> Exercise objective
Emit a verbatim copy of the lines running from the line with "OCR this image." through the end of the material below.

═════ Data in this exercise

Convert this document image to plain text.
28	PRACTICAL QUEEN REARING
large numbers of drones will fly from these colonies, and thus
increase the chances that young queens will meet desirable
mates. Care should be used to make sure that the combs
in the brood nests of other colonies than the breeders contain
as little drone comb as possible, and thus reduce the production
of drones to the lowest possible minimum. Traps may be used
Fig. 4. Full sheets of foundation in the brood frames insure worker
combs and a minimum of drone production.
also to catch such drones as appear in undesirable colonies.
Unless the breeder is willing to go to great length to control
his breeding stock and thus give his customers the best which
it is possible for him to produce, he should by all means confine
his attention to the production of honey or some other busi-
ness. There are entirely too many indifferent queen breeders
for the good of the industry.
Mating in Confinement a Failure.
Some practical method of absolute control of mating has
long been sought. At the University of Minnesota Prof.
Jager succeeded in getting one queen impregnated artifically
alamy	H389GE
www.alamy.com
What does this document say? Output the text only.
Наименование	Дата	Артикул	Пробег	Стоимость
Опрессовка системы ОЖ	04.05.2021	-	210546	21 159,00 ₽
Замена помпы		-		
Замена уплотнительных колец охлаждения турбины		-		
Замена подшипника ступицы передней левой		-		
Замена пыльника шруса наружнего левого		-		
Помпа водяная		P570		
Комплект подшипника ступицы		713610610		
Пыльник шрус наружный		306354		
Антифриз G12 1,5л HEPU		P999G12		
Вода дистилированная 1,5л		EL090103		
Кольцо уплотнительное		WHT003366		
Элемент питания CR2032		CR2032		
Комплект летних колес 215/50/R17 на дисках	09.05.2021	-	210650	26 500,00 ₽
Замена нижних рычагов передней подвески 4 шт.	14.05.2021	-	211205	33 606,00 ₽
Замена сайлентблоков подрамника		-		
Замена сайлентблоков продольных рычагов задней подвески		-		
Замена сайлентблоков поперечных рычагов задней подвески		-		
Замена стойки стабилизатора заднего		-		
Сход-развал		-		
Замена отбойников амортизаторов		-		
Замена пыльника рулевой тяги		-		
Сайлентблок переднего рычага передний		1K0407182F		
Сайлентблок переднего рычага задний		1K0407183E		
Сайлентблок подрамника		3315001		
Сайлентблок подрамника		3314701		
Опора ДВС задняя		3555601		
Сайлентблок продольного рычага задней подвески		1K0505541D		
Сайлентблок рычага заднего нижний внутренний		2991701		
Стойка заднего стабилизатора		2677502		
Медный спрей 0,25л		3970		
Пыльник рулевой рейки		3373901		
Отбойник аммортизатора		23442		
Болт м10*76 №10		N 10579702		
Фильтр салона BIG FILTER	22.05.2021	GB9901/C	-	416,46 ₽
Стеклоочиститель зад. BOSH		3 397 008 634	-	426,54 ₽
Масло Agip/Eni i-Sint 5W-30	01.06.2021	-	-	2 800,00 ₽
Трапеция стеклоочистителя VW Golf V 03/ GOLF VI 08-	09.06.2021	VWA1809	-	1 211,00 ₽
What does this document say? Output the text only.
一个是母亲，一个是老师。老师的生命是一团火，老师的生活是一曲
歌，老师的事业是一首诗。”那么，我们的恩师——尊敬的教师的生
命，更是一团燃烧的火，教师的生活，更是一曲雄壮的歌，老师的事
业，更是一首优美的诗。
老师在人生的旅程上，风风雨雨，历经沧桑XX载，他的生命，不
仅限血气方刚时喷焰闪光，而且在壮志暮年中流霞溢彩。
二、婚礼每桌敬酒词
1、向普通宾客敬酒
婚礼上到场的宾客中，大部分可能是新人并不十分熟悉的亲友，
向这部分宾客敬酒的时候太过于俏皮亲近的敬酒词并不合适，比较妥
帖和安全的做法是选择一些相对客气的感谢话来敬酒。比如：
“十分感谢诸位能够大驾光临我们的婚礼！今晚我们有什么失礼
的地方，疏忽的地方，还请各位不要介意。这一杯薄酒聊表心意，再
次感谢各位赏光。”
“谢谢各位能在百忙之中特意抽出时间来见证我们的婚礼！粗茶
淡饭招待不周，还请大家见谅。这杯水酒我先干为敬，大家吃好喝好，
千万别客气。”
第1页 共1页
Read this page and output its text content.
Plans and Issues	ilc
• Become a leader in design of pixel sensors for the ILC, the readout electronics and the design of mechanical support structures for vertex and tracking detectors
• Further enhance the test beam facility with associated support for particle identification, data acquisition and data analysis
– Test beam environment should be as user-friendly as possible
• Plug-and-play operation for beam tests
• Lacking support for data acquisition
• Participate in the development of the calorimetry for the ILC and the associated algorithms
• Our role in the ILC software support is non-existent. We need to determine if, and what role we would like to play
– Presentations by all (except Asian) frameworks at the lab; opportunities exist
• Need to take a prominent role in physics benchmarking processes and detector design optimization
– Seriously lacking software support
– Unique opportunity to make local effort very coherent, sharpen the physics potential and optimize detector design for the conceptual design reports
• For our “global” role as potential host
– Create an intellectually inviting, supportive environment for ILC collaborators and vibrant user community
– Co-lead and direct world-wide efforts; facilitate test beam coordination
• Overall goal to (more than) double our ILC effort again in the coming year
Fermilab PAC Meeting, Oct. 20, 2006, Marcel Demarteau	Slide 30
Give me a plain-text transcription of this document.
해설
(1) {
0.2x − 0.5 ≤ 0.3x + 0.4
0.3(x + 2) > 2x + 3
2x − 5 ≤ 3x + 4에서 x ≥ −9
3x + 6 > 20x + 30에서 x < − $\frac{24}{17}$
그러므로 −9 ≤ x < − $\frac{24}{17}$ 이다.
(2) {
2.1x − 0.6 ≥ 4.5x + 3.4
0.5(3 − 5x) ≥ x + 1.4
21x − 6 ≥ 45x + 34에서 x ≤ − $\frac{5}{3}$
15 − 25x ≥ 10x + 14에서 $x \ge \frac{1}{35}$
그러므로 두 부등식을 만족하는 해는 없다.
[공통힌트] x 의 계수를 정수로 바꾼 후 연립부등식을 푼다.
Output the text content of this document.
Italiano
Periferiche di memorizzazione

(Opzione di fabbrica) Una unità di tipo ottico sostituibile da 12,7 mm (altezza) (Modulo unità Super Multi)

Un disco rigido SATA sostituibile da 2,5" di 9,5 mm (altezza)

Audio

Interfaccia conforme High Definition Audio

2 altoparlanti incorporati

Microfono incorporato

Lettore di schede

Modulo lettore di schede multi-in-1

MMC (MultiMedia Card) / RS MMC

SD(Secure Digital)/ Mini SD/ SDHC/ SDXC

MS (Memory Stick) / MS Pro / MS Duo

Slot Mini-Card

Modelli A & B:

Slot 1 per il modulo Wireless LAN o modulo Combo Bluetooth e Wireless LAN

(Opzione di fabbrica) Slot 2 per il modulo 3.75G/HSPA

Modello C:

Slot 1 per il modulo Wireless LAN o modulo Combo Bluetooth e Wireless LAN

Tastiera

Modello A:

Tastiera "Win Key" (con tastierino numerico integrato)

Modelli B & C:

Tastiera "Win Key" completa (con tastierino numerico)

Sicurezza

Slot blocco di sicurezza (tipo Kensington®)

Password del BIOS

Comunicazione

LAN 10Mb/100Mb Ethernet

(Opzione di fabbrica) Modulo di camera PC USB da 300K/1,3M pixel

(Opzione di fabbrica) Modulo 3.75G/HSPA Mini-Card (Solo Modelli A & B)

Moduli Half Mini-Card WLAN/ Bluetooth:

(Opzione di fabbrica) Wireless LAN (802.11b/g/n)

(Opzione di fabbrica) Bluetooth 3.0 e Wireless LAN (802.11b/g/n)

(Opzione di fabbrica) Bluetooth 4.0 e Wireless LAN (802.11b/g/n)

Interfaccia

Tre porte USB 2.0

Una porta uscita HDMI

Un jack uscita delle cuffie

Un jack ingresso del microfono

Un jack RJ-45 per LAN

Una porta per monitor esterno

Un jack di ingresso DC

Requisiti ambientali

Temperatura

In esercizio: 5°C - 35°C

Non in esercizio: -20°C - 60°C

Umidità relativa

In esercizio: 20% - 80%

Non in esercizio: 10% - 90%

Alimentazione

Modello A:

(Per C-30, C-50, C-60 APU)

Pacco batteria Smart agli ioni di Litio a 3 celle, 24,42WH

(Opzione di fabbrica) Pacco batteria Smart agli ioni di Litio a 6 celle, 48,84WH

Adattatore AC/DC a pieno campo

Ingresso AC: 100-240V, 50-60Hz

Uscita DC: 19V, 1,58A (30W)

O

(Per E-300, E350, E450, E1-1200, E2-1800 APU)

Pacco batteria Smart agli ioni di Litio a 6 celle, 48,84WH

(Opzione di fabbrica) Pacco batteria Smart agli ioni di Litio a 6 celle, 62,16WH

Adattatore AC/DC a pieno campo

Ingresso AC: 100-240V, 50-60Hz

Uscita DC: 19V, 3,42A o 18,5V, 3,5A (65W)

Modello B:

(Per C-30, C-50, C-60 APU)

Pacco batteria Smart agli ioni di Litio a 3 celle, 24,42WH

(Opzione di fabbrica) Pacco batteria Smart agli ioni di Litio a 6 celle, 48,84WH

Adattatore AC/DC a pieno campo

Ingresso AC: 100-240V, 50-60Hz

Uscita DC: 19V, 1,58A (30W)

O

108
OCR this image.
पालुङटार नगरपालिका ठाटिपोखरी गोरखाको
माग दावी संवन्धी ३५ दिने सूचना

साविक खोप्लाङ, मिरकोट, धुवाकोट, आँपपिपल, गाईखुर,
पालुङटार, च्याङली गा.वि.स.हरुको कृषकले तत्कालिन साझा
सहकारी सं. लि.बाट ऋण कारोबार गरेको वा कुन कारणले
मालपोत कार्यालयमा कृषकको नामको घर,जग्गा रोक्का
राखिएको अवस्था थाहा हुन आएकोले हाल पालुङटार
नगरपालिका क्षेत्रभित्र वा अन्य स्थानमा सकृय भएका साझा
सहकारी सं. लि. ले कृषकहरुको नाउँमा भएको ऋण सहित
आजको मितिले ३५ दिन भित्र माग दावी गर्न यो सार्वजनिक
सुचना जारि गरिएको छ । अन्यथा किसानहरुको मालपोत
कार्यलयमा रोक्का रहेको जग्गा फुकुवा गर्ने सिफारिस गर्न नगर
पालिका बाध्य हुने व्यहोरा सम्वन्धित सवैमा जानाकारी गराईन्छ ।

══════════

> The output
OCR this image.
पालुङटार नगरपालिका ठाटिपोखरी गोरखाको
माग दावी संवन्धी ३५ दिने सूचना

साविक खोप्लाङ, मिरकोट, धुवाकोट, आँपपिपल, गाईखुर,
पालुङटार, च्याङली गा.वि.स.हरुको कृषकले तत्कालिन साझा
सहकारी सं. लि.बाट ऋण कारोबार गरेको वा कुन कारणले
मालपोत कार्यालयमा कृषकको नामको घर,जग्गा रोक्का
राखिएको अवस्था थाहा हुन आएकोले हाल पालुङटार
नगरपालिका क्षेत्रभित्र वा अन्य स्थानमा सकृय भएका साझा
सहकारी सं. लि. ले कृषकहरुको नाउँमा भएको ऋण सहित
आजको मितिले ३५ दिन भित्र माग दावी गर्न यो सार्वजनिक
सुचना जारि गरिएको छ । अन्यथा किसानहरुको मालपोत
कार्यलयमा रोक्का रहेको जग्गा फुकुवा गर्ने सिफारिस गर्न नगर
पालिका बाध्य हुने व्यहोरा सम्वन्धित सवैमा जानाकारी गराईन्छ ।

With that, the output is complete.